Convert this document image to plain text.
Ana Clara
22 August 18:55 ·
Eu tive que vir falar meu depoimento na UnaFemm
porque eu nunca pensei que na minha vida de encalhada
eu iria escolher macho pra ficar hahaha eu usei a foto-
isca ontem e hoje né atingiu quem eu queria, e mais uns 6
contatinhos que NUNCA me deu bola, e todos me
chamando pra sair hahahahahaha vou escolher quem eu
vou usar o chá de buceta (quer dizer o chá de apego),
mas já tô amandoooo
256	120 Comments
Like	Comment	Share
══════
▶ [WHAT TO DO]: Repeat each record exactly, leaving nothing out.

▶ [WORKED SOLUTION]:
Convert this document image to plain text.
Ana Clara
22 August 18:55 ·
Eu tive que vir falar meu depoimento na UnaFemm
porque eu nunca pensei que na minha vida de encalhada
eu iria escolher macho pra ficar hahaha eu usei a foto-
isca ontem e hoje né atingiu quem eu queria, e mais uns 6
contatinhos que NUNCA me deu bola, e todos me
chamando pra sair hahahahahaha vou escolher quem eu
vou usar o chá de buceta (quer dizer o chá de apego),
mas já tô amandoooo
256	120 Comments
Like	Comment	Share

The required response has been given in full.